## Start DATA FOR THE TASK

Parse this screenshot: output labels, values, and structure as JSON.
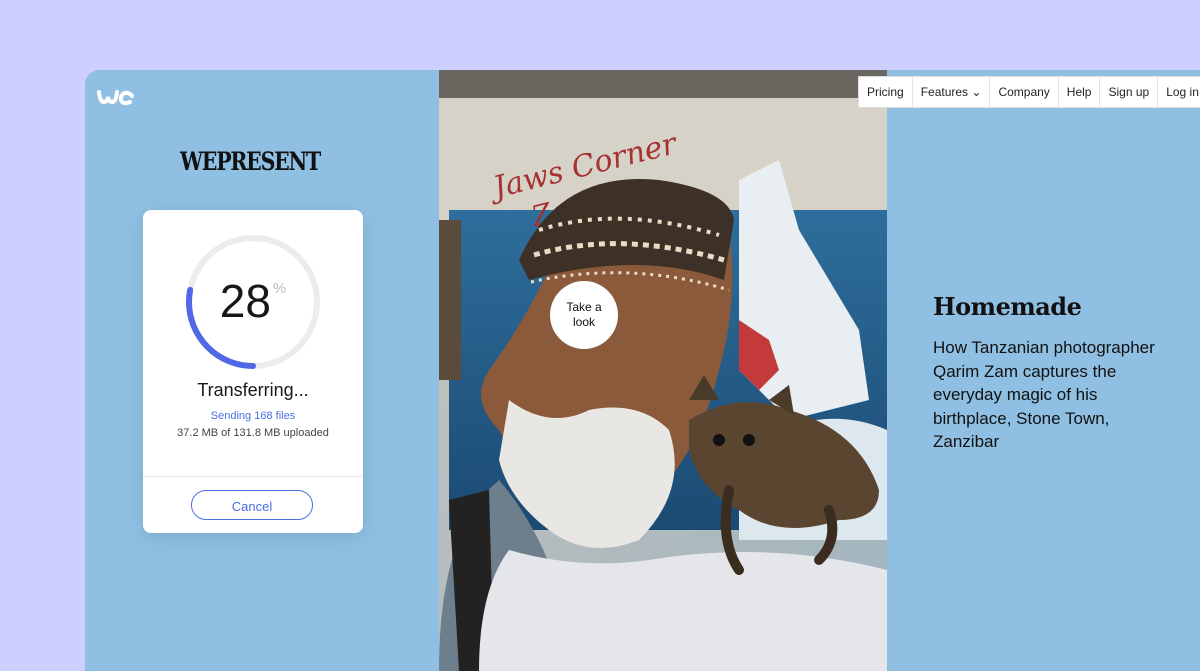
{
  "brand": {
    "logo_text": "we",
    "publication": "WEPRESENT"
  },
  "transfer": {
    "percent": 28,
    "percent_label": "28",
    "percent_sign": "%",
    "status": "Transferring...",
    "sending": "Sending 168 files",
    "uploaded": "37.2 MB of 131.8 MB uploaded",
    "cancel_label": "Cancel",
    "progress_color": "#5068e6",
    "track_color": "#ececee"
  },
  "photo": {
    "take_look": "Take a look",
    "mural_text_1": "Jaws Corner",
    "mural_text_2": "Zanzibar"
  },
  "nav": {
    "items": [
      "Pricing",
      "Features ⌄",
      "Company",
      "Help",
      "Sign up",
      "Log in"
    ]
  },
  "article": {
    "title": "Homemade",
    "description": "How Tanzanian photographer Qarim Zam captures the everyday magic of his birthplace, Stone Town, Zanzibar"
  }
}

## End DATA FOR THE TASK

• _YOUR INSTRUCTIONS_
Return each line of the data, keeping its wording exact and omitting pictures.

• _REPLY TO THE EXERCISE_
Parse this screenshot: output labels, values, and structure as JSON.
{
  "brand": {
    "logo_text": "we",
    "publication": "WEPRESENT"
  },
  "transfer": {
    "percent": 28,
    "percent_label": "28",
    "percent_sign": "%",
    "status": "Transferring...",
    "sending": "Sending 168 files",
    "uploaded": "37.2 MB of 131.8 MB uploaded",
    "cancel_label": "Cancel",
    "progress_color": "#5068e6",
    "track_color": "#ececee"
  },
  "photo": {
    "take_look": "Take a look",
    "mural_text_1": "Jaws Corner",
    "mural_text_2": "Zanzibar"
  },
  "nav": {
    "items": [
      "Pricing",
      "Features ⌄",
      "Company",
      "Help",
      "Sign up",
      "Log in"
    ]
  },
  "article": {
    "title": "Homemade",
    "description": "How Tanzanian photographer Qarim Zam captures the everyday magic of his birthplace, Stone Town, Zanzibar"
  }
}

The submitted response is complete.